■ EXTRACT TO READ ■
________________
I should reiterate, just in case you forgot about the Foreman grill plucked from the garbage, that this is not a story of pride. These magazines were scrounged from the garbage. Not next to the garbage, not adjacent—IN the garbage. They were not 100% clean. One even had notes left inside by the previous owner's roommate, and I would periodically find these notes and be reminded, "Oh yeah. I got these out of a dumpster."

As writers or artists, we can learn from anyone. I would suggest we can learn more from someone different from ourselves. Someone who has different experiences.

In other words, just in case you weren't sure, I'm not bragging. Not bragging about pulling semi-porn from a pile of garbage.

I had the chance to peruse these magazines many, many times, and there were...downtimes wherein I would actually read the articles. Yes, the text that someone makes lots of money to lay out such that it doesn't encroach on any part of Megan Fox's body. Do you think if one were to write an article about a model, there is a formula somewhere in the back offices of Maxim magazine that reconciles how many words can fit compared to how much lady? Do certain weird poses allow for the optimum ratio of semi-nudity to text? I haven't profiled any models for LitReactor (yet). I have a lot of questions.

The women posed in my dumpster magazines are long gone from my mind, but one of the articles stuck in my memory hard.

It was a profile of bodybuilder Jay Cutler. At the time he was shooting to win Mr. Olympia, the Stanley Cup of bodybuilding. I guess I should say it's the Super Bowl of bodybuilding, but everyone compares stuff to the Super Bowl. Live a little, guys.

Cutler looks shocking in the pictures printed alongside the article. There's one photo of Cutler holding a weed whacker for some reason. He's tanned a deep brown, copper the way a penny looks after it spends a few weeks on the ground at a gas station. In another picture, Cutler holds the end of a couch in the air with one hand, above his head, while he vacuums underneath. The vacuum's handle is tiny in his huge hand.

He's more naked than most of the female models in the magazine. He wears only tiny bikini briefs in a lot of shots.

Mr. Olympia is not a figure contest. It's not a CrossFit thing. This is for the spray-tanned gigantors of the world. The ones who cannot wear clothes off the rack. Whose hands are lined with veins, the fingers chubbed up with muscle. Cutler looks uncomfortable. His muscles bulge away from his body. He's gone past the place a celebrity goes to get ripped for a movie. He doesn't actually look like a human person anymore.
________________
■ TO DO ■
Write the next few paragraphs of the essay above about the Jay Cutler profile found in the dumpster magazines, starting right after its final sentence.

■ EXTRACTED ENTRIES ■
________________
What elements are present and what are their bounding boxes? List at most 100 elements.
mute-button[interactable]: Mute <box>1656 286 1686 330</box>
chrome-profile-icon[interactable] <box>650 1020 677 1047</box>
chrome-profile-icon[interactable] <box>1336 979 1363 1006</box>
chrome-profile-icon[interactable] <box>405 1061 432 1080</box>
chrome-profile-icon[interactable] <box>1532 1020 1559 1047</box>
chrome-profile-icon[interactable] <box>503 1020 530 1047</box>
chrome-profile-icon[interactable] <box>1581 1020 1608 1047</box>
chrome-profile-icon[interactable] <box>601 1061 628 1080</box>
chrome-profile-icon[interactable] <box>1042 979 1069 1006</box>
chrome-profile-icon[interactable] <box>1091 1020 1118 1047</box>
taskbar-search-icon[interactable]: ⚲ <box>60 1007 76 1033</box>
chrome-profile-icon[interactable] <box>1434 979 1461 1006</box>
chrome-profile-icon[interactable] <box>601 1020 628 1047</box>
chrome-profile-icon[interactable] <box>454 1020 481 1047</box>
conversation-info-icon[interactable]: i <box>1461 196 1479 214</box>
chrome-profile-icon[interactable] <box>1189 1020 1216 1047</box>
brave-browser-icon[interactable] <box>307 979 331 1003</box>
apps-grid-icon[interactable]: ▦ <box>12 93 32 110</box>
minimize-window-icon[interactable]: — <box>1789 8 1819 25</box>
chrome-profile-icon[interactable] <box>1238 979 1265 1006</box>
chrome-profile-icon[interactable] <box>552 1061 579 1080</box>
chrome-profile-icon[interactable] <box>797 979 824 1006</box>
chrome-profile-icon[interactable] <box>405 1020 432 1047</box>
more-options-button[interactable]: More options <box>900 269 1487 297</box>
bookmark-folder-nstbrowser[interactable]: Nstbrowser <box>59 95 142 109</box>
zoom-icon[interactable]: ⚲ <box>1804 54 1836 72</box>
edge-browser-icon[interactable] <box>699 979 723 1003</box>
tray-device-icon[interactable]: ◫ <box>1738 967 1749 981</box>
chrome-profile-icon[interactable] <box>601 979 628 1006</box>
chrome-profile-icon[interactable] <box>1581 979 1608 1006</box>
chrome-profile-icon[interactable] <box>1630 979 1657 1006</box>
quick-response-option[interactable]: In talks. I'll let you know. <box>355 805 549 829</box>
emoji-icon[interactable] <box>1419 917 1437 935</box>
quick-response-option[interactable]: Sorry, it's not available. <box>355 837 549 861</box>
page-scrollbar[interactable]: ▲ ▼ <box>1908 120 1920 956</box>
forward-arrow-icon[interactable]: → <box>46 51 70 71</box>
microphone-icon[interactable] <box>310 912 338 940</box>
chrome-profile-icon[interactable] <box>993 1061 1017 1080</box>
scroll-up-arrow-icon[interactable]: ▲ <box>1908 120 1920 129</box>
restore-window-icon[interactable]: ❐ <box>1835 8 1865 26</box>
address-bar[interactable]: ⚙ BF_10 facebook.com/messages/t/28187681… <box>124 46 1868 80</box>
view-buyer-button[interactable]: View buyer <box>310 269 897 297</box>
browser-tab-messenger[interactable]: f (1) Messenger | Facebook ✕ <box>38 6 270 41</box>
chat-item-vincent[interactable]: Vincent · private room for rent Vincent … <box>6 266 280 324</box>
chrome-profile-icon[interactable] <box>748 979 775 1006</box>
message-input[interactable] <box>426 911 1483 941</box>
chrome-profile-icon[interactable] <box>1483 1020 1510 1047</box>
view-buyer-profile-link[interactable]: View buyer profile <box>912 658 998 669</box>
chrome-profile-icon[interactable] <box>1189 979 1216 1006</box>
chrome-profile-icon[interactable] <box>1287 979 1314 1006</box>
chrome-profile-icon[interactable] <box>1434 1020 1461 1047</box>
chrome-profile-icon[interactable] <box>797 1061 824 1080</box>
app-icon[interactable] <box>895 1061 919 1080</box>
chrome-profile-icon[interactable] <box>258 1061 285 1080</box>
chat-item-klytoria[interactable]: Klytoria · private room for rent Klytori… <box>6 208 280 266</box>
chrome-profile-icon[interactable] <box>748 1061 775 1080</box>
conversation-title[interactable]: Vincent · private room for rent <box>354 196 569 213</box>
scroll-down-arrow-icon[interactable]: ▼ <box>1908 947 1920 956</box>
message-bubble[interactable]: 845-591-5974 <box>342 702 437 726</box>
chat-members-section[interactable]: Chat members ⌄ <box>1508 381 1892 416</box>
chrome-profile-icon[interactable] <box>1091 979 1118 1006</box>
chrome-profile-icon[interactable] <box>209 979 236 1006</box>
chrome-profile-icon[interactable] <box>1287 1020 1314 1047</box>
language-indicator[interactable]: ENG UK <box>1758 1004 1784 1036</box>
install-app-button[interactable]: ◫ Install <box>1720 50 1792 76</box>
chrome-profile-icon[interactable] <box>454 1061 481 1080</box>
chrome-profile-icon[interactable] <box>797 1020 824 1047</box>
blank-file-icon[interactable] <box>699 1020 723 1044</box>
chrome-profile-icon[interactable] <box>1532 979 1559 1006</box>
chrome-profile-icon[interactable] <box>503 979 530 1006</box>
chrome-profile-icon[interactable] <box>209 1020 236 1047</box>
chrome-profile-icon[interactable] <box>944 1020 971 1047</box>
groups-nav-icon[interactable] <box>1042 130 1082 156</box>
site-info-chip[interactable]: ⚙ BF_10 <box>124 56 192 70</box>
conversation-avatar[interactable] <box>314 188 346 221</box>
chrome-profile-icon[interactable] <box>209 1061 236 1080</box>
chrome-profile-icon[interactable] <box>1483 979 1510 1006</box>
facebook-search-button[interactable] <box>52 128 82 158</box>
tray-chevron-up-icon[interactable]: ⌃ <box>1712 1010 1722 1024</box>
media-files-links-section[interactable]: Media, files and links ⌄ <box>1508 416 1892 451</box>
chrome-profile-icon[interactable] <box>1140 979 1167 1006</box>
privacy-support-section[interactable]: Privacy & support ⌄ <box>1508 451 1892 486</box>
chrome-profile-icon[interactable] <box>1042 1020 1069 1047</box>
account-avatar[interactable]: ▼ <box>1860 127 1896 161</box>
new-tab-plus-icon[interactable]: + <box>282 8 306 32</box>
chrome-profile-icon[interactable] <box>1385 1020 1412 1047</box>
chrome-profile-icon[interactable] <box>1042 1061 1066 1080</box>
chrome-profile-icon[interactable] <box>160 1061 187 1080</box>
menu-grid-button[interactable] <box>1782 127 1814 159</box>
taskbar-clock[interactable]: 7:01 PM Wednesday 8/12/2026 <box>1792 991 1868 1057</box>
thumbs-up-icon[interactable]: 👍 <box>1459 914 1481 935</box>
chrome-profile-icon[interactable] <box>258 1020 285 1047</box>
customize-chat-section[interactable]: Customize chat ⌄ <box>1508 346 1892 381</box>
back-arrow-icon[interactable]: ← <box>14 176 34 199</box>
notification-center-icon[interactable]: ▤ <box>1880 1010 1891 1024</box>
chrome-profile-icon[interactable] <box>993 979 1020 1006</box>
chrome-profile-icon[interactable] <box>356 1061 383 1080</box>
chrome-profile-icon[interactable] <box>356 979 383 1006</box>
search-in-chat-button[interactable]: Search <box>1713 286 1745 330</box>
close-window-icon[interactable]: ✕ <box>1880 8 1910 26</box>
________________
■ TASK RESULT ■
In one of the pictures, Cutler stands next to his father. His father looks like a regular dad. Khaki shorts. Glasses. He's thin. The sleeves of his polo shirt have a little room all the way around his upper arms. But when he's next to his son, it's hard to believe that these people are the same type of animal, let alone of the same blood.

I remember more than the pictures. I remember some of the things Cutler said. Before one of his competitions, he didn't drink anything for days. He dehydrated himself, then he ate uncooked oatmeal to draw the water out of his skin, which made his veins and muscles pop. He was so devoid of fat that he said his feet, there was no padding. He could feel that he was walking on pure bone.

He talked about a cruise he took with his wife, how he couldn't snorkel because they didn't have a life jacket that could buckle over his chest. How he got in the water and sank immediately. How the rich cruise food, which normally packs a few pounds onto people, had a huge effect on him. He was coming straight off a competition diet, and he put on 15 pounds. In 5 hours.

There were so many little details about what a personal hell this was. It has stuck in my mind for over a decade. I wrote a first, complete garbage novel with a character based mostly on this interview.

It's been a long time since I dumpster-dived those magazines. Since I threw them away. All it takes is one move to a new place. Am I going to pack dumpster magazines in a box? Likely not.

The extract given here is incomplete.